───── Supplied material ─────

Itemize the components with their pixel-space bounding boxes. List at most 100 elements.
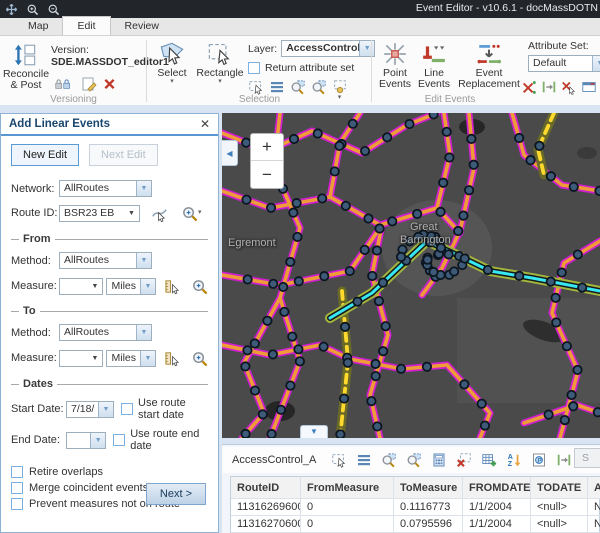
- route-id-dropdown[interactable]: BSR23 EB ▼: [59, 205, 140, 222]
- to-zoom-icon[interactable]: [191, 349, 208, 367]
- tab-review[interactable]: Review: [111, 17, 173, 35]
- select-features-icon[interactable]: [330, 452, 347, 469]
- route-id-dropdown-arrow[interactable]: ▼: [124, 206, 139, 221]
- from-method-dropdown[interactable]: AllRoutes ▼: [59, 252, 152, 269]
- expand-table-tab[interactable]: ▼: [300, 425, 328, 438]
- prevent-measures-checkbox[interactable]: [11, 498, 23, 510]
- select-marquee-icon[interactable]: [247, 78, 264, 95]
- split-event-icon[interactable]: [520, 78, 537, 95]
- close-icon[interactable]: ✕: [200, 118, 210, 130]
- select-route-on-map-icon[interactable]: [150, 204, 168, 222]
- table-cell[interactable]: 11316269600: [231, 499, 301, 516]
- show-list-icon[interactable]: [355, 452, 372, 469]
- to-method-dropdown[interactable]: AllRoutes ▼: [59, 324, 152, 341]
- table-row[interactable]: 1131626960000.11167731/1/2004<null>N: [231, 499, 599, 516]
- from-unit-arrow[interactable]: ▼: [140, 279, 155, 294]
- next-edit-button[interactable]: Next Edit: [89, 144, 158, 166]
- column-header-tomeasure[interactable]: ToMeasure: [394, 477, 463, 499]
- from-measure-input[interactable]: ▼: [59, 278, 103, 295]
- new-edit-button[interactable]: New Edit: [11, 144, 79, 166]
- column-header-ac[interactable]: AC: [588, 477, 600, 499]
- table-cell[interactable]: 1/1/2004: [463, 499, 531, 516]
- table-cell[interactable]: N: [588, 499, 600, 516]
- tab-edit[interactable]: Edit: [62, 16, 110, 35]
- table-cell[interactable]: 0.0795596: [394, 516, 463, 533]
- clear-selection-icon[interactable]: [455, 452, 472, 469]
- column-header-routeid[interactable]: RouteID: [231, 477, 301, 499]
- snap-event-icon[interactable]: [560, 78, 577, 95]
- from-measure-arrow[interactable]: ▼: [87, 279, 102, 294]
- from-measure-pick-icon[interactable]: [164, 277, 181, 295]
- to-method-arrow[interactable]: ▼: [136, 325, 151, 340]
- offset-event-icon[interactable]: [540, 78, 557, 95]
- select-dropdown-caret[interactable]: ▾: [170, 79, 174, 85]
- rectangle-button[interactable]: Rectangle ▾: [195, 40, 245, 85]
- to-unit-arrow[interactable]: ▼: [140, 351, 155, 366]
- offset-icon[interactable]: [555, 452, 572, 469]
- point-events-button[interactable]: Point Events: [376, 40, 414, 90]
- table-cell[interactable]: 0.1116773: [394, 499, 463, 516]
- from-zoom-icon[interactable]: [191, 277, 208, 295]
- tab-map[interactable]: Map: [14, 17, 62, 35]
- table-cell[interactable]: 0: [301, 516, 394, 533]
- table-cell[interactable]: <null>: [531, 516, 588, 533]
- add-record-icon[interactable]: [480, 452, 497, 469]
- start-date-input[interactable]: 7/18/ ▼: [66, 401, 114, 418]
- next-button[interactable]: Next >: [146, 483, 206, 505]
- rectangle-dropdown-caret[interactable]: ▾: [218, 79, 222, 85]
- return-attribute-set-checkbox[interactable]: [248, 62, 260, 74]
- to-measure-pick-icon[interactable]: [164, 349, 181, 367]
- route-zoom-icon[interactable]: [180, 204, 198, 222]
- table-cell[interactable]: N: [588, 516, 600, 533]
- attribute-page-icon[interactable]: P: [530, 452, 547, 469]
- end-date-arrow[interactable]: ▼: [90, 433, 105, 448]
- zoom-to-selected-icon[interactable]: [289, 78, 306, 95]
- zoom-out-button[interactable]: −: [251, 161, 283, 188]
- end-date-input[interactable]: ▼: [66, 432, 106, 449]
- save-button[interactable]: S: [574, 448, 600, 468]
- attribute-set-dropdown[interactable]: Default ▼: [528, 55, 600, 72]
- use-route-end-date-checkbox[interactable]: [113, 434, 125, 446]
- network-dropdown-arrow[interactable]: ▼: [136, 181, 151, 196]
- table-cell[interactable]: 11316270600: [231, 516, 301, 533]
- from-unit-dropdown[interactable]: Miles ▼: [106, 278, 156, 295]
- from-method-arrow[interactable]: ▼: [136, 253, 151, 268]
- collapse-panel-tab[interactable]: ◀: [222, 140, 238, 166]
- route-zoom-caret[interactable]: ▾: [198, 210, 202, 216]
- column-header-fromdate[interactable]: FROMDATE: [463, 477, 531, 499]
- edit-version-icon[interactable]: [80, 75, 97, 92]
- use-route-start-date-checkbox[interactable]: [121, 403, 133, 415]
- select-button[interactable]: Select ▾: [151, 40, 193, 85]
- column-header-frommeasure[interactable]: FromMeasure: [301, 477, 394, 499]
- zoom-in-tool-icon[interactable]: [25, 2, 40, 17]
- unlock-version-icon[interactable]: [52, 75, 74, 92]
- line-events-button[interactable]: Line Events: [416, 40, 452, 90]
- to-measure-input[interactable]: ▼: [59, 350, 103, 367]
- calculator-icon[interactable]: [430, 452, 447, 469]
- pan-to-selected-icon[interactable]: [310, 78, 327, 95]
- event-panel-icon[interactable]: [580, 78, 597, 95]
- start-date-arrow[interactable]: ▼: [98, 402, 113, 417]
- zoom-in-button[interactable]: +: [251, 134, 283, 161]
- map-view[interactable]: Egremont Great Barrington + − ◀ ▼: [222, 113, 600, 438]
- pan-icon[interactable]: [4, 2, 19, 17]
- sort-icon[interactable]: AZ: [505, 452, 522, 469]
- table-cell[interactable]: 1/1/2004: [463, 516, 531, 533]
- reconcile-post-button[interactable]: Reconcile & Post: [2, 41, 50, 91]
- attribute-set-dropdown-arrow[interactable]: ▼: [592, 56, 600, 71]
- pan-to-selection-icon[interactable]: [405, 452, 422, 469]
- zoom-to-selection-icon[interactable]: [380, 452, 397, 469]
- table-cell[interactable]: 0: [301, 499, 394, 516]
- to-measure-arrow[interactable]: ▼: [87, 351, 102, 366]
- delete-version-icon[interactable]: [103, 75, 116, 92]
- layer-dropdown[interactable]: AccessControl_A ▼: [281, 40, 375, 57]
- retire-overlaps-checkbox[interactable]: [11, 466, 23, 478]
- network-dropdown[interactable]: AllRoutes ▼: [59, 180, 152, 197]
- table-cell[interactable]: <null>: [531, 499, 588, 516]
- to-unit-dropdown[interactable]: Miles ▼: [106, 350, 156, 367]
- zoom-out-tool-icon[interactable]: [46, 2, 61, 17]
- column-header-todate[interactable]: TODATE: [531, 477, 588, 499]
- table-row[interactable]: 1131627060000.07955961/1/2004<null>N: [231, 516, 599, 533]
- selection-list-icon[interactable]: [268, 78, 285, 95]
- event-replacement-button[interactable]: Event Replacement: [454, 40, 524, 90]
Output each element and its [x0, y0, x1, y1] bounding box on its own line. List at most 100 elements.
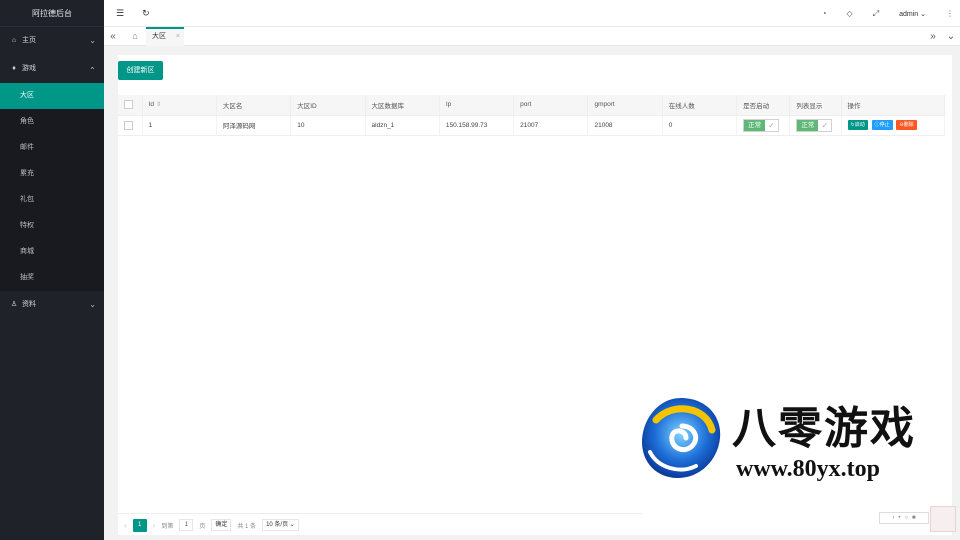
- started-toggle[interactable]: 正常 ✓: [743, 118, 780, 132]
- col-gmport: gmport: [587, 95, 663, 116]
- col-listed: 列表显示: [789, 95, 842, 116]
- diamond-icon: ♦: [12, 65, 16, 72]
- toolbar-icon[interactable]: ■: [912, 515, 916, 521]
- start-button[interactable]: ↻启动: [847, 120, 868, 130]
- prev-page-icon[interactable]: ‹: [124, 521, 127, 530]
- current-page[interactable]: 1: [132, 518, 147, 532]
- listed-status: 正常: [797, 119, 819, 131]
- corner-toolbar[interactable]: ‹ • ○ ■: [879, 512, 929, 524]
- app-title: 阿拉德后台: [0, 0, 104, 27]
- nav-profile[interactable]: ♙ 资料 ⌄: [0, 291, 104, 319]
- toolbar-icon[interactable]: •: [898, 515, 900, 521]
- page-input[interactable]: 1: [179, 519, 194, 531]
- nav-profile-label: 资料: [22, 301, 36, 308]
- watermark-brand: 八零游戏: [732, 403, 916, 454]
- chevron-down-icon: ⌄: [89, 300, 96, 309]
- goto-label: 到第: [161, 523, 174, 530]
- col-id[interactable]: Id ⇕: [142, 95, 217, 116]
- row-checkbox[interactable]: [118, 115, 143, 136]
- sidebar-item-gift[interactable]: 礼包: [0, 187, 104, 213]
- col-actions: 操作: [841, 95, 946, 116]
- corner-avatar: [930, 506, 956, 532]
- cell-zone-name: 阿泽源码网: [216, 115, 292, 136]
- sidebar-item-mail[interactable]: 邮件: [0, 135, 104, 161]
- toolbar-icon[interactable]: ‹: [892, 515, 894, 521]
- sidebar-item-privilege[interactable]: 特权: [0, 213, 104, 239]
- tag-icon[interactable]: ◇: [847, 9, 853, 18]
- more-icon[interactable]: ⋮: [946, 9, 954, 18]
- create-zone-button[interactable]: 创建新区: [118, 61, 163, 80]
- nav-game[interactable]: ♦ 游戏 ⌄: [0, 55, 104, 83]
- cell-ip: 150.158.99.73: [439, 115, 515, 136]
- watermark-url: www.80yx.top: [736, 456, 881, 482]
- stop-button[interactable]: ⓘ停止: [871, 120, 893, 130]
- check-icon: ✓: [765, 119, 779, 131]
- tab-zone[interactable]: 大区 ×: [146, 27, 184, 46]
- sort-icon[interactable]: ⇕: [156, 102, 161, 108]
- menu-icon[interactable]: ☰: [116, 8, 124, 19]
- nav-home[interactable]: ⌂ 主页 ⌄: [0, 27, 104, 55]
- listed-toggle[interactable]: 正常 ✓: [796, 118, 833, 132]
- sidebar-item-zone[interactable]: 大区: [0, 83, 104, 109]
- col-zone-db: 大区数据库: [365, 95, 440, 116]
- nav-home-label: 主页: [22, 37, 36, 44]
- sidebar-item-shop[interactable]: 商城: [0, 239, 104, 265]
- table-row: 1 阿泽源码网 10 aldzn_1 150.158.99.73 21007 2…: [118, 115, 946, 136]
- pagination: ‹ 1 › 到第 1 页 确定 共 1 条 10 条/页 ⌄: [124, 518, 299, 532]
- tab-zone-label: 大区: [152, 33, 166, 40]
- sidebar-item-recharge[interactable]: 累充: [0, 161, 104, 187]
- refresh-icon[interactable]: ↻: [142, 8, 150, 19]
- cell-gmport: 21008: [587, 115, 663, 136]
- check-icon: ✓: [818, 119, 832, 131]
- tab-scroll-left-icon[interactable]: «: [104, 27, 122, 46]
- pager-divider: [118, 513, 643, 514]
- cell-listed: 正常 ✓: [789, 115, 842, 136]
- table-header-row: Id ⇕ 大区名 大区ID 大区数据库 Ip port gmport 在线人数 是…: [118, 95, 946, 116]
- sidebar-item-lottery[interactable]: 抽奖: [0, 265, 104, 291]
- total-count: 共 1 条: [237, 523, 257, 530]
- per-page-select[interactable]: 10 条/页 ⌄: [262, 519, 299, 531]
- watermark: 八零游戏 www.80yx.top: [636, 390, 936, 486]
- next-page-icon[interactable]: ›: [153, 521, 156, 530]
- nav-game-label: 游戏: [22, 65, 36, 72]
- col-started: 是否启动: [736, 95, 791, 116]
- select-all-checkbox[interactable]: [118, 95, 143, 116]
- cell-started: 正常 ✓: [736, 115, 791, 136]
- close-icon[interactable]: ×: [176, 29, 180, 45]
- cell-id: 1: [142, 115, 217, 136]
- user-menu[interactable]: admin ⌄: [899, 10, 926, 18]
- top-bar: ☰ ↻ ◔ ◇ ⤢ admin ⌄ ⋮: [104, 0, 960, 27]
- col-zone-id: 大区ID: [290, 95, 366, 116]
- sidebar: 阿拉德后台 ⌂ 主页 ⌄ ♦ 游戏 ⌄ 大区 角色 邮件 累充 礼包 特权 商城…: [0, 0, 104, 540]
- cell-zone-db: aldzn_1: [365, 115, 440, 136]
- tab-scroll-right-icon[interactable]: »: [924, 27, 942, 46]
- col-ip: Ip: [439, 95, 515, 116]
- toolbar-icon[interactable]: ○: [904, 515, 908, 521]
- fullscreen-icon[interactable]: ⤢: [873, 9, 879, 19]
- tab-menu-chevron-icon[interactable]: ⌄: [942, 27, 960, 46]
- col-port: port: [513, 95, 589, 116]
- watermark-logo: [642, 398, 721, 478]
- col-zone-name: 大区名: [216, 95, 292, 116]
- theme-icon[interactable]: ◔: [822, 9, 827, 18]
- home-tab-icon[interactable]: ⌂: [126, 27, 144, 46]
- cell-actions: ↻启动 ⓘ停止 ⊖删除: [841, 115, 946, 136]
- user-icon: ♙: [10, 301, 18, 308]
- col-online: 在线人数: [662, 95, 738, 116]
- game-submenu: 大区 角色 邮件 累充 礼包 特权 商城 抽奖: [0, 83, 104, 291]
- cell-online: 0: [662, 115, 738, 136]
- home-icon: ⌂: [11, 37, 17, 44]
- cell-port: 21007: [513, 115, 589, 136]
- chevron-down-icon: ⌄: [89, 36, 96, 45]
- chevron-up-icon: ⌄: [89, 65, 96, 74]
- started-status: 正常: [744, 119, 766, 131]
- cell-zone-id: 10: [290, 115, 366, 136]
- chevron-down-icon: ⌄: [920, 10, 926, 18]
- delete-button[interactable]: ⊖删除: [896, 120, 917, 130]
- zone-table: Id ⇕ 大区名 大区ID 大区数据库 Ip port gmport 在线人数 是…: [118, 95, 946, 136]
- tab-bar: « ⌂ 大区 × » ⌄: [104, 27, 960, 46]
- username: admin: [899, 10, 919, 18]
- page-suffix: 页: [199, 523, 206, 530]
- confirm-button[interactable]: 确定: [211, 519, 232, 531]
- sidebar-item-role[interactable]: 角色: [0, 109, 104, 135]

─────

● **Request**
Pull out every line of the listing above that contains the string "toolbar", copying each line in full.

● **The answer**
- toolbar-icon[interactable]: ■: [912, 515, 916, 521]
- corner-toolbar[interactable]: ‹ • ○ ■: [879, 512, 929, 524]
- toolbar-icon[interactable]: •: [898, 515, 900, 521]
- toolbar-icon[interactable]: ‹: [892, 515, 894, 521]
- toolbar-icon[interactable]: ○: [904, 515, 908, 521]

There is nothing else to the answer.